### What you are asked to do
Pull out every line below holding the word "this".
▼
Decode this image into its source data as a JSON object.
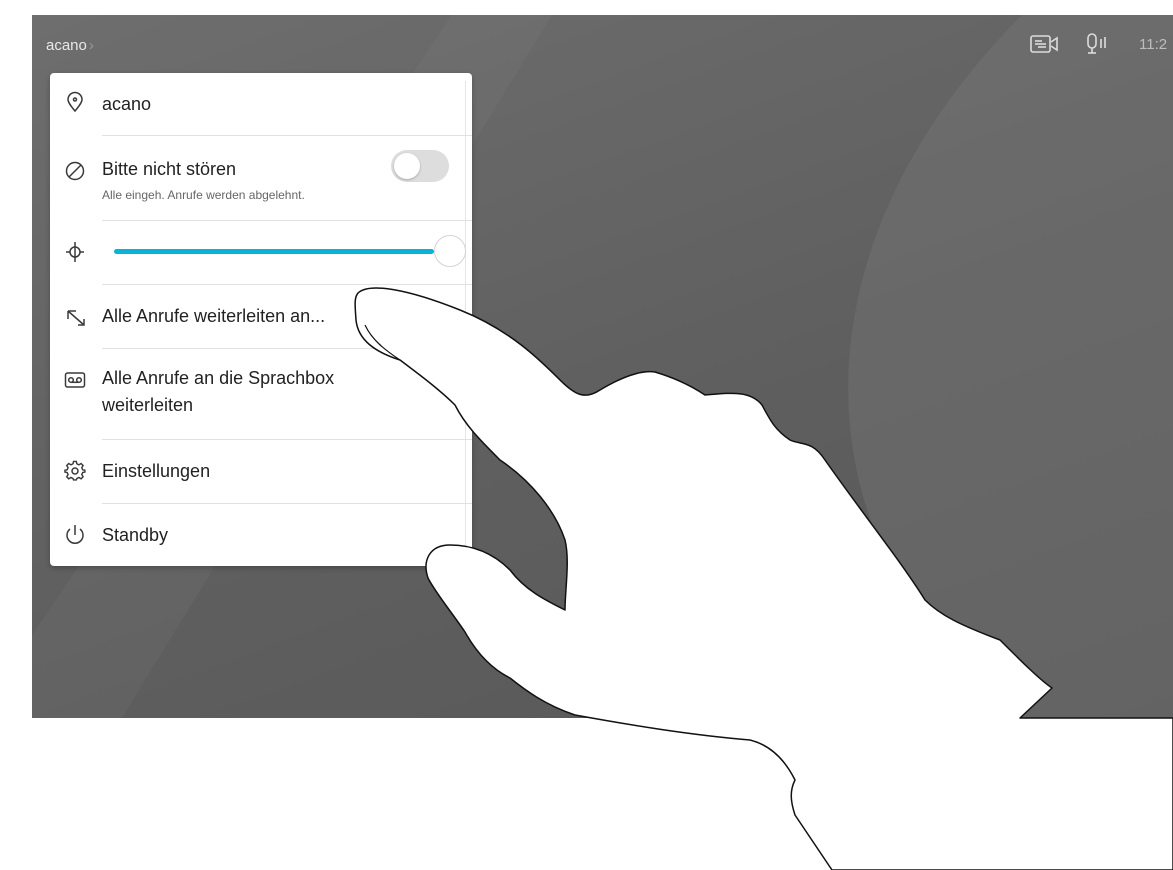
{
  "topbar": {
    "title": "acano",
    "breadcrumb_chevron": "›",
    "icons": [
      "camera-settings-icon",
      "microphone-icon"
    ],
    "clock": "11:2"
  },
  "menu": {
    "location": {
      "label": "acano",
      "icon": "location-pin-icon"
    },
    "do_not_disturb": {
      "label": "Bitte nicht stören",
      "sublabel": "Alle eingeh. Anrufe werden abgelehnt.",
      "icon": "block-icon",
      "enabled": false
    },
    "brightness": {
      "icon": "brightness-icon",
      "level": 1.0
    },
    "forward_all": {
      "label": "Alle Anrufe weiterleiten an...",
      "icon": "forward-arrow-icon"
    },
    "voicemail": {
      "label_line1": "Alle Anrufe an die Sprachbox",
      "label_line2": "weiterleiten",
      "icon": "voicemail-icon"
    },
    "settings": {
      "label": "Einstellungen",
      "icon": "gear-icon"
    },
    "standby": {
      "label": "Standby",
      "icon": "power-icon"
    }
  },
  "colors": {
    "accent": "#06b4d8",
    "screen_background": "#656565",
    "panel": "#ffffff"
  }
}
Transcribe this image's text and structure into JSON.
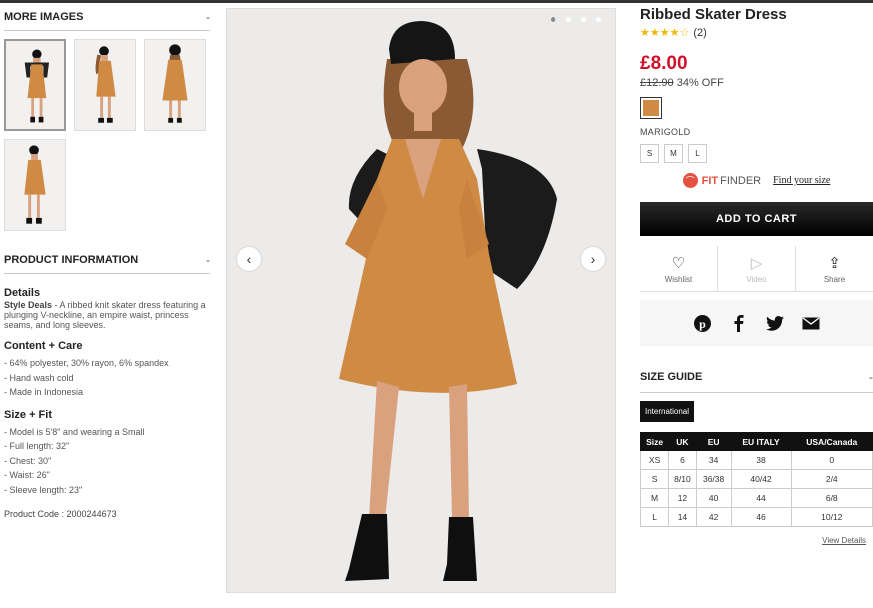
▲
### The solution
Decode this image into its source data as a JSON object.
Transcribe this image's text and structure into JSON.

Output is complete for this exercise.